▶ What you should do:
Find every line in the records below that contains the word "MunafaSutra", and copy each such line.

▶ Material provided:

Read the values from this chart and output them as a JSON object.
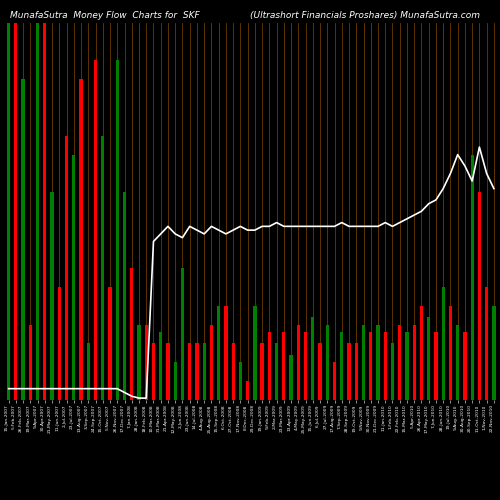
{
  "title_left": "MunafaSutra  Money Flow  Charts for  SKF",
  "title_right": "(Ultrashort Financials Proshares) MunafaSutra.com",
  "background_color": "#000000",
  "grid_color": "#6B3A00",
  "bar_colors": [
    "green",
    "red",
    "green",
    "red",
    "green",
    "red",
    "green",
    "red",
    "red",
    "green",
    "red",
    "green",
    "red",
    "green",
    "red",
    "green",
    "green",
    "red",
    "green",
    "red",
    "red",
    "green",
    "red",
    "green",
    "green",
    "red",
    "red",
    "green",
    "red",
    "green",
    "red",
    "red",
    "green",
    "red",
    "green",
    "red",
    "red",
    "green",
    "red",
    "green",
    "red",
    "red",
    "green",
    "red",
    "green",
    "red",
    "green",
    "red",
    "red",
    "green",
    "red",
    "green",
    "red",
    "green",
    "red",
    "green",
    "red",
    "red",
    "green",
    "red",
    "green",
    "red",
    "green",
    "red",
    "green",
    "red",
    "red",
    "green"
  ],
  "bar_heights": [
    100,
    100,
    85,
    20,
    100,
    100,
    55,
    30,
    70,
    65,
    85,
    15,
    90,
    70,
    30,
    90,
    55,
    35,
    20,
    20,
    15,
    18,
    15,
    10,
    35,
    15,
    15,
    15,
    20,
    25,
    25,
    15,
    10,
    5,
    25,
    15,
    18,
    15,
    18,
    12,
    20,
    18,
    22,
    15,
    20,
    10,
    18,
    15,
    15,
    20,
    18,
    20,
    18,
    15,
    20,
    18,
    20,
    25,
    22,
    18,
    30,
    25,
    20,
    18,
    65,
    55,
    30,
    25
  ],
  "line_y": [
    3,
    3,
    3,
    3,
    3,
    3,
    3,
    3,
    3,
    3,
    3,
    3,
    3,
    3,
    3,
    3,
    2,
    1,
    0.5,
    0.5,
    42,
    44,
    46,
    44,
    43,
    46,
    45,
    44,
    46,
    45,
    44,
    45,
    46,
    45,
    45,
    46,
    46,
    47,
    46,
    46,
    46,
    46,
    46,
    46,
    46,
    46,
    47,
    46,
    46,
    46,
    46,
    46,
    47,
    46,
    47,
    48,
    49,
    50,
    52,
    53,
    56,
    60,
    65,
    62,
    58,
    67,
    60,
    56
  ],
  "xlabels": [
    "15-Jan-2007",
    "5-Feb-2007",
    "26-Feb-2007",
    "19-Mar-2007",
    "9-Apr-2007",
    "30-Apr-2007",
    "21-May-2007",
    "11-Jun-2007",
    "2-Jul-2007",
    "23-Jul-2007",
    "13-Aug-2007",
    "3-Sep-2007",
    "24-Sep-2007",
    "15-Oct-2007",
    "5-Nov-2007",
    "26-Nov-2007",
    "17-Dec-2007",
    "7-Jan-2008",
    "28-Jan-2008",
    "18-Feb-2008",
    "10-Mar-2008",
    "31-Mar-2008",
    "21-Apr-2008",
    "12-May-2008",
    "2-Jun-2008",
    "23-Jun-2008",
    "14-Jul-2008",
    "4-Aug-2008",
    "25-Aug-2008",
    "15-Sep-2008",
    "6-Oct-2008",
    "27-Oct-2008",
    "17-Nov-2008",
    "8-Dec-2008",
    "29-Dec-2008",
    "19-Jan-2009",
    "9-Feb-2009",
    "2-Mar-2009",
    "23-Mar-2009",
    "13-Apr-2009",
    "4-May-2009",
    "25-May-2009",
    "15-Jun-2009",
    "6-Jul-2009",
    "27-Jul-2009",
    "17-Aug-2009",
    "7-Sep-2009",
    "28-Sep-2009",
    "19-Oct-2009",
    "9-Nov-2009",
    "30-Nov-2009",
    "21-Dec-2009",
    "11-Jan-2010",
    "1-Feb-2010",
    "22-Feb-2010",
    "15-Mar-2010",
    "5-Apr-2010",
    "26-Apr-2010",
    "17-May-2010",
    "7-Jun-2010",
    "28-Jun-2010",
    "19-Jul-2010",
    "9-Aug-2010",
    "30-Aug-2010",
    "20-Sep-2010",
    "11-Oct-2010",
    "1-Nov-2010",
    "22-Nov-2010"
  ],
  "n_bars": 68,
  "ylim_max": 100
}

▶ The solution:
  "title_left": "MunafaSutra  Money Flow  Charts for  SKF",
  "title_right": "(Ultrashort Financials Proshares) MunafaSutra.com",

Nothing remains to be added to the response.